| Task brief |
Send back all the data below, exactly as given.

| Given information |

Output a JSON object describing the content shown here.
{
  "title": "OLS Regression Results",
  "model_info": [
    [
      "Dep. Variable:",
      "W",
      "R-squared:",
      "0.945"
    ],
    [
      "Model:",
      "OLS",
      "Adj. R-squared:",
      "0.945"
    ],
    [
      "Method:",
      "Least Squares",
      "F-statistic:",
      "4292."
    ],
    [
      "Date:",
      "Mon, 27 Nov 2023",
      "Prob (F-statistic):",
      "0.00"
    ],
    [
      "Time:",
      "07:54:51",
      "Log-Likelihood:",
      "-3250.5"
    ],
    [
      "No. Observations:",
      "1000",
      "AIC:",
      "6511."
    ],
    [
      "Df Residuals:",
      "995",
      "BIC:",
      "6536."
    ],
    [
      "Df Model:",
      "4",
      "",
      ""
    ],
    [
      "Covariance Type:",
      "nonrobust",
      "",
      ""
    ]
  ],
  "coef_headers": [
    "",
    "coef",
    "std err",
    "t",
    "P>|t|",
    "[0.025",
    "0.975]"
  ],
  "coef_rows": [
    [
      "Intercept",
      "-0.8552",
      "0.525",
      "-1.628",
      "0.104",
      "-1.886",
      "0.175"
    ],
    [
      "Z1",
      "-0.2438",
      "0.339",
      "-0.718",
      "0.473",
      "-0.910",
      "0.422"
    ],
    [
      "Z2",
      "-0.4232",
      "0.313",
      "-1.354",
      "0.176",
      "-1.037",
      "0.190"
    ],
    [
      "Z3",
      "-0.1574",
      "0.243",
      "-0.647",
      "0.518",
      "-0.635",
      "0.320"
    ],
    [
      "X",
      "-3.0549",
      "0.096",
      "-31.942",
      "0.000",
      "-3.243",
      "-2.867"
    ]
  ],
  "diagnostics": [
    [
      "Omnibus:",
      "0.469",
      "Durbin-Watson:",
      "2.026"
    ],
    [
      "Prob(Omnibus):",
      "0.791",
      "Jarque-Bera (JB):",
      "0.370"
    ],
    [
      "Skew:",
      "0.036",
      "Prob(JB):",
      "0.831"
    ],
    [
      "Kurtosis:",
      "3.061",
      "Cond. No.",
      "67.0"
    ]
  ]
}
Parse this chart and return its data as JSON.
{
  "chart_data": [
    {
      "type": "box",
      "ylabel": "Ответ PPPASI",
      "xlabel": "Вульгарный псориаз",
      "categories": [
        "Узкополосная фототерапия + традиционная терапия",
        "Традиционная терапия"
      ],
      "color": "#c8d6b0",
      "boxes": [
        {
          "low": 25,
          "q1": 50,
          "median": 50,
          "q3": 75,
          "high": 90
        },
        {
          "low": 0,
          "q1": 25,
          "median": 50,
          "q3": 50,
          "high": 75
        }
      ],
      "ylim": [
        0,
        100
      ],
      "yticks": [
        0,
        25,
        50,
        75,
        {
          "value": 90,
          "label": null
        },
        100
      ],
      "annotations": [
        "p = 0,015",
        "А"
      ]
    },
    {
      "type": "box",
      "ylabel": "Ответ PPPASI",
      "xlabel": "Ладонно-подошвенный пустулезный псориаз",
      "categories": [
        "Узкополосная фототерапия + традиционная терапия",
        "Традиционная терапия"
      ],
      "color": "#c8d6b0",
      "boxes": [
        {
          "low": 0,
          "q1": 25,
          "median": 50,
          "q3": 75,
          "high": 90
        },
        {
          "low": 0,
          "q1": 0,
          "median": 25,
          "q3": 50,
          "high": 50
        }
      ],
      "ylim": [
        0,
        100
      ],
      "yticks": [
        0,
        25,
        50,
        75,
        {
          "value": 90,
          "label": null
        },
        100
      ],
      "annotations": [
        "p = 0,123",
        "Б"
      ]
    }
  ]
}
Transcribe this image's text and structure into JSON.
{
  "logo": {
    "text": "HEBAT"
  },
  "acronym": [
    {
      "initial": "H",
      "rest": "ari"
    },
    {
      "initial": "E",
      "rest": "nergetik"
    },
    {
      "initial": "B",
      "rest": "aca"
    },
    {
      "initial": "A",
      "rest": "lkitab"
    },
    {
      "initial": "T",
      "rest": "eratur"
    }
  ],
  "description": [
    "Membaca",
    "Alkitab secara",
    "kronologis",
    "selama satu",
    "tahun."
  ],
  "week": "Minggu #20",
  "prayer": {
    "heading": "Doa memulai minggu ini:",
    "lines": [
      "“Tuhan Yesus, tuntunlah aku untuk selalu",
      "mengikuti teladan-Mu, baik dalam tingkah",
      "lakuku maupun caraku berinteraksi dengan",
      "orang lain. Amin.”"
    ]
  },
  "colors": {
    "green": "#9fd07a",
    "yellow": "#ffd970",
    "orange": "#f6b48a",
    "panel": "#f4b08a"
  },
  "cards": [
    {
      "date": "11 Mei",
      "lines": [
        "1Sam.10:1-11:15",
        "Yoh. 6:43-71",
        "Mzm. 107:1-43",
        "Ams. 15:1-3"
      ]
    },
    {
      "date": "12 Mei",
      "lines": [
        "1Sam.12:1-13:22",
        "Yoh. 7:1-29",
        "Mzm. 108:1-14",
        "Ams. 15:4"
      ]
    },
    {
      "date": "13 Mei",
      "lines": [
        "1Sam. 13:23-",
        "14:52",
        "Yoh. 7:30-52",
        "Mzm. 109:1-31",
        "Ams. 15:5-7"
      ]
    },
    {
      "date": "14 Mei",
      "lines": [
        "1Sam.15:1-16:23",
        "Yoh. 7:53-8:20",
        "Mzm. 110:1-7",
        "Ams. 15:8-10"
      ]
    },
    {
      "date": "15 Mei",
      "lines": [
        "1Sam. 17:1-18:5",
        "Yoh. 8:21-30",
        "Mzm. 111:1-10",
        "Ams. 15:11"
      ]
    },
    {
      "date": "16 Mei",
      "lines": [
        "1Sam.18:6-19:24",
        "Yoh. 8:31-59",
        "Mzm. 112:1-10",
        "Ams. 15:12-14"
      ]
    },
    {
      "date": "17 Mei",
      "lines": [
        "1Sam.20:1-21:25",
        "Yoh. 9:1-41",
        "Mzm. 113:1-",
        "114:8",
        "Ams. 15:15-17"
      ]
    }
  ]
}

| Correct output |
Output a JSON object describing the content shown here.
{
  "title": "OLS Regression Results",
  "model_info": [
    [
      "Dep. Variable:",
      "W",
      "R-squared:",
      "0.945"
    ],
    [
      "Model:",
      "OLS",
      "Adj. R-squared:",
      "0.945"
    ],
    [
      "Method:",
      "Least Squares",
      "F-statistic:",
      "4292."
    ],
    [
      "Date:",
      "Mon, 27 Nov 2023",
      "Prob (F-statistic):",
      "0.00"
    ],
    [
      "Time:",
      "07:54:51",
      "Log-Likelihood:",
      "-3250.5"
    ],
    [
      "No. Observations:",
      "1000",
      "AIC:",
      "6511."
    ],
    [
      "Df Residuals:",
      "995",
      "BIC:",
      "6536."
    ],
    [
      "Df Model:",
      "4",
      "",
      ""
    ],
    [
      "Covariance Type:",
      "nonrobust",
      "",
      ""
    ]
  ],
  "coef_headers": [
    "",
    "coef",
    "std err",
    "t",
    "P>|t|",
    "[0.025",
    "0.975]"
  ],
  "coef_rows": [
    [
      "Intercept",
      "-0.8552",
      "0.525",
      "-1.628",
      "0.104",
      "-1.886",
      "0.175"
    ],
    [
      "Z1",
      "-0.2438",
      "0.339",
      "-0.718",
      "0.473",
      "-0.910",
      "0.422"
    ],
    [
      "Z2",
      "-0.4232",
      "0.313",
      "-1.354",
      "0.176",
      "-1.037",
      "0.190"
    ],
    [
      "Z3",
      "-0.1574",
      "0.243",
      "-0.647",
      "0.518",
      "-0.635",
      "0.320"
    ],
    [
      "X",
      "-3.0549",
      "0.096",
      "-31.942",
      "0.000",
      "-3.243",
      "-2.867"
    ]
  ],
  "diagnostics": [
    [
      "Omnibus:",
      "0.469",
      "Durbin-Watson:",
      "2.026"
    ],
    [
      "Prob(Omnibus):",
      "0.791",
      "Jarque-Bera (JB):",
      "0.370"
    ],
    [
      "Skew:",
      "0.036",
      "Prob(JB):",
      "0.831"
    ],
    [
      "Kurtosis:",
      "3.061",
      "Cond. No.",
      "67.0"
    ]
  ]
}
Parse this chart and return its data as JSON.
{
  "chart_data": [
    {
      "type": "box",
      "ylabel": "Ответ PPPASI",
      "xlabel": "Вульгарный псориаз",
      "categories": [
        "Узкополосная фототерапия + традиционная терапия",
        "Традиционная терапия"
      ],
      "color": "#c8d6b0",
      "boxes": [
        {
          "low": 25,
          "q1": 50,
          "median": 50,
          "q3": 75,
          "high": 90
        },
        {
          "low": 0,
          "q1": 25,
          "median": 50,
          "q3": 50,
          "high": 75
        }
      ],
      "ylim": [
        0,
        100
      ],
      "yticks": [
        0,
        25,
        50,
        75,
        {
          "value": 90,
          "label": null
        },
        100
      ],
      "annotations": [
        "p = 0,015",
        "А"
      ]
    },
    {
      "type": "box",
      "ylabel": "Ответ PPPASI",
      "xlabel": "Ладонно-подошвенный пустулезный псориаз",
      "categories": [
        "Узкополосная фототерапия + традиционная терапия",
        "Традиционная терапия"
      ],
      "color": "#c8d6b0",
      "boxes": [
        {
          "low": 0,
          "q1": 25,
          "median": 50,
          "q3": 75,
          "high": 90
        },
        {
          "low": 0,
          "q1": 0,
          "median": 25,
          "q3": 50,
          "high": 50
        }
      ],
      "ylim": [
        0,
        100
      ],
      "yticks": [
        0,
        25,
        50,
        75,
        {
          "value": 90,
          "label": null
        },
        100
      ],
      "annotations": [
        "p = 0,123",
        "Б"
      ]
    }
  ]
}
Transcribe this image's text and structure into JSON.
{
  "logo": {
    "text": "HEBAT"
  },
  "acronym": [
    {
      "initial": "H",
      "rest": "ari"
    },
    {
      "initial": "E",
      "rest": "nergetik"
    },
    {
      "initial": "B",
      "rest": "aca"
    },
    {
      "initial": "A",
      "rest": "lkitab"
    },
    {
      "initial": "T",
      "rest": "eratur"
    }
  ],
  "description": [
    "Membaca",
    "Alkitab secara",
    "kronologis",
    "selama satu",
    "tahun."
  ],
  "week": "Minggu #20",
  "prayer": {
    "heading": "Doa memulai minggu ini:",
    "lines": [
      "“Tuhan Yesus, tuntunlah aku untuk selalu",
      "mengikuti teladan-Mu, baik dalam tingkah",
      "lakuku maupun caraku berinteraksi dengan",
      "orang lain. Amin.”"
    ]
  },
  "colors": {
    "green": "#9fd07a",
    "yellow": "#ffd970",
    "orange": "#f6b48a",
    "panel": "#f4b08a"
  },
  "cards": [
    {
      "date": "11 Mei",
      "lines": [
        "1Sam.10:1-11:15",
        "Yoh. 6:43-71",
        "Mzm. 107:1-43",
        "Ams. 15:1-3"
      ]
    },
    {
      "date": "12 Mei",
      "lines": [
        "1Sam.12:1-13:22",
        "Yoh. 7:1-29",
        "Mzm. 108:1-14",
        "Ams. 15:4"
      ]
    },
    {
      "date": "13 Mei",
      "lines": [
        "1Sam. 13:23-",
        "14:52",
        "Yoh. 7:30-52",
        "Mzm. 109:1-31",
        "Ams. 15:5-7"
      ]
    },
    {
      "date": "14 Mei",
      "lines": [
        "1Sam.15:1-16:23",
        "Yoh. 7:53-8:20",
        "Mzm. 110:1-7",
        "Ams. 15:8-10"
      ]
    },
    {
      "date": "15 Mei",
      "lines": [
        "1Sam. 17:1-18:5",
        "Yoh. 8:21-30",
        "Mzm. 111:1-10",
        "Ams. 15:11"
      ]
    },
    {
      "date": "16 Mei",
      "lines": [
        "1Sam.18:6-19:24",
        "Yoh. 8:31-59",
        "Mzm. 112:1-10",
        "Ams. 15:12-14"
      ]
    },
    {
      "date": "17 Mei",
      "lines": [
        "1Sam.20:1-21:25",
        "Yoh. 9:1-41",
        "Mzm. 113:1-",
        "114:8",
        "Ams. 15:15-17"
      ]
    }
  ]
}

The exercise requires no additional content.